• Entries provided:
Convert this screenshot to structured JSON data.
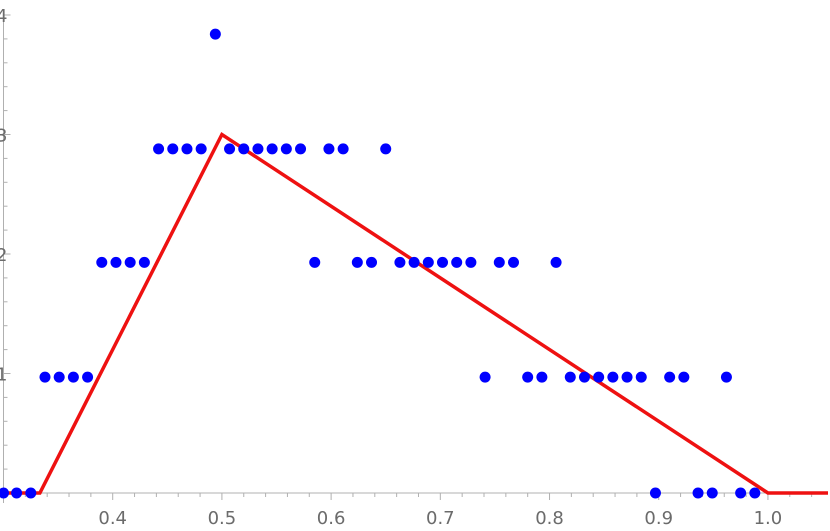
{
  "chart_data": {
    "type": "scatter",
    "title": "",
    "xlabel": "",
    "ylabel": "",
    "xlim": [
      0.3,
      1.055
    ],
    "ylim": [
      0,
      4
    ],
    "grid": false,
    "x_ticks": [
      0.4,
      0.5,
      0.6,
      0.7,
      0.8,
      0.9,
      1.0
    ],
    "x_tick_labels": [
      "0.4",
      "0.5",
      "0.6",
      "0.7",
      "0.8",
      "0.9",
      "1.0"
    ],
    "y_ticks": [
      1,
      2,
      3,
      4
    ],
    "y_tick_labels": [
      "1",
      "2",
      "3",
      "4"
    ],
    "series": [
      {
        "kind": "points",
        "color": "#0000ff",
        "points": [
          [
            0.3,
            0
          ],
          [
            0.312,
            0
          ],
          [
            0.325,
            0
          ],
          [
            0.338,
            0.97
          ],
          [
            0.351,
            0.97
          ],
          [
            0.364,
            0.97
          ],
          [
            0.377,
            0.97
          ],
          [
            0.39,
            1.93
          ],
          [
            0.403,
            1.93
          ],
          [
            0.416,
            1.93
          ],
          [
            0.429,
            1.93
          ],
          [
            0.442,
            2.88
          ],
          [
            0.455,
            2.88
          ],
          [
            0.468,
            2.88
          ],
          [
            0.481,
            2.88
          ],
          [
            0.494,
            3.84
          ],
          [
            0.507,
            2.88
          ],
          [
            0.52,
            2.88
          ],
          [
            0.533,
            2.88
          ],
          [
            0.546,
            2.88
          ],
          [
            0.559,
            2.88
          ],
          [
            0.572,
            2.88
          ],
          [
            0.585,
            1.93
          ],
          [
            0.598,
            2.88
          ],
          [
            0.611,
            2.88
          ],
          [
            0.624,
            1.93
          ],
          [
            0.637,
            1.93
          ],
          [
            0.65,
            2.88
          ],
          [
            0.663,
            1.93
          ],
          [
            0.676,
            1.93
          ],
          [
            0.689,
            1.93
          ],
          [
            0.702,
            1.93
          ],
          [
            0.715,
            1.93
          ],
          [
            0.728,
            1.93
          ],
          [
            0.741,
            0.97
          ],
          [
            0.754,
            1.93
          ],
          [
            0.767,
            1.93
          ],
          [
            0.78,
            0.97
          ],
          [
            0.793,
            0.97
          ],
          [
            0.806,
            1.93
          ],
          [
            0.819,
            0.97
          ],
          [
            0.832,
            0.97
          ],
          [
            0.845,
            0.97
          ],
          [
            0.858,
            0.97
          ],
          [
            0.871,
            0.97
          ],
          [
            0.884,
            0.97
          ],
          [
            0.897,
            0
          ],
          [
            0.91,
            0.97
          ],
          [
            0.923,
            0.97
          ],
          [
            0.936,
            0
          ],
          [
            0.949,
            0
          ],
          [
            0.962,
            0.97
          ],
          [
            0.975,
            0
          ],
          [
            0.988,
            0
          ]
        ]
      },
      {
        "kind": "line",
        "color": "#ee1111",
        "points": [
          [
            0.3,
            0
          ],
          [
            0.3333,
            0
          ],
          [
            0.5,
            3
          ],
          [
            1.0,
            0
          ],
          [
            1.055,
            0
          ]
        ]
      }
    ]
  }
}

• Goal of the exercise:
Write out the whole listing again, exactly, with no pictures.

• Full answer:
Convert this screenshot to structured JSON data.
{
  "chart_data": {
    "type": "scatter",
    "title": "",
    "xlabel": "",
    "ylabel": "",
    "xlim": [
      0.3,
      1.055
    ],
    "ylim": [
      0,
      4
    ],
    "grid": false,
    "x_ticks": [
      0.4,
      0.5,
      0.6,
      0.7,
      0.8,
      0.9,
      1.0
    ],
    "x_tick_labels": [
      "0.4",
      "0.5",
      "0.6",
      "0.7",
      "0.8",
      "0.9",
      "1.0"
    ],
    "y_ticks": [
      1,
      2,
      3,
      4
    ],
    "y_tick_labels": [
      "1",
      "2",
      "3",
      "4"
    ],
    "series": [
      {
        "kind": "points",
        "color": "#0000ff",
        "points": [
          [
            0.3,
            0
          ],
          [
            0.312,
            0
          ],
          [
            0.325,
            0
          ],
          [
            0.338,
            0.97
          ],
          [
            0.351,
            0.97
          ],
          [
            0.364,
            0.97
          ],
          [
            0.377,
            0.97
          ],
          [
            0.39,
            1.93
          ],
          [
            0.403,
            1.93
          ],
          [
            0.416,
            1.93
          ],
          [
            0.429,
            1.93
          ],
          [
            0.442,
            2.88
          ],
          [
            0.455,
            2.88
          ],
          [
            0.468,
            2.88
          ],
          [
            0.481,
            2.88
          ],
          [
            0.494,
            3.84
          ],
          [
            0.507,
            2.88
          ],
          [
            0.52,
            2.88
          ],
          [
            0.533,
            2.88
          ],
          [
            0.546,
            2.88
          ],
          [
            0.559,
            2.88
          ],
          [
            0.572,
            2.88
          ],
          [
            0.585,
            1.93
          ],
          [
            0.598,
            2.88
          ],
          [
            0.611,
            2.88
          ],
          [
            0.624,
            1.93
          ],
          [
            0.637,
            1.93
          ],
          [
            0.65,
            2.88
          ],
          [
            0.663,
            1.93
          ],
          [
            0.676,
            1.93
          ],
          [
            0.689,
            1.93
          ],
          [
            0.702,
            1.93
          ],
          [
            0.715,
            1.93
          ],
          [
            0.728,
            1.93
          ],
          [
            0.741,
            0.97
          ],
          [
            0.754,
            1.93
          ],
          [
            0.767,
            1.93
          ],
          [
            0.78,
            0.97
          ],
          [
            0.793,
            0.97
          ],
          [
            0.806,
            1.93
          ],
          [
            0.819,
            0.97
          ],
          [
            0.832,
            0.97
          ],
          [
            0.845,
            0.97
          ],
          [
            0.858,
            0.97
          ],
          [
            0.871,
            0.97
          ],
          [
            0.884,
            0.97
          ],
          [
            0.897,
            0
          ],
          [
            0.91,
            0.97
          ],
          [
            0.923,
            0.97
          ],
          [
            0.936,
            0
          ],
          [
            0.949,
            0
          ],
          [
            0.962,
            0.97
          ],
          [
            0.975,
            0
          ],
          [
            0.988,
            0
          ]
        ]
      },
      {
        "kind": "line",
        "color": "#ee1111",
        "points": [
          [
            0.3,
            0
          ],
          [
            0.3333,
            0
          ],
          [
            0.5,
            3
          ],
          [
            1.0,
            0
          ],
          [
            1.055,
            0
          ]
        ]
      }
    ]
  }
}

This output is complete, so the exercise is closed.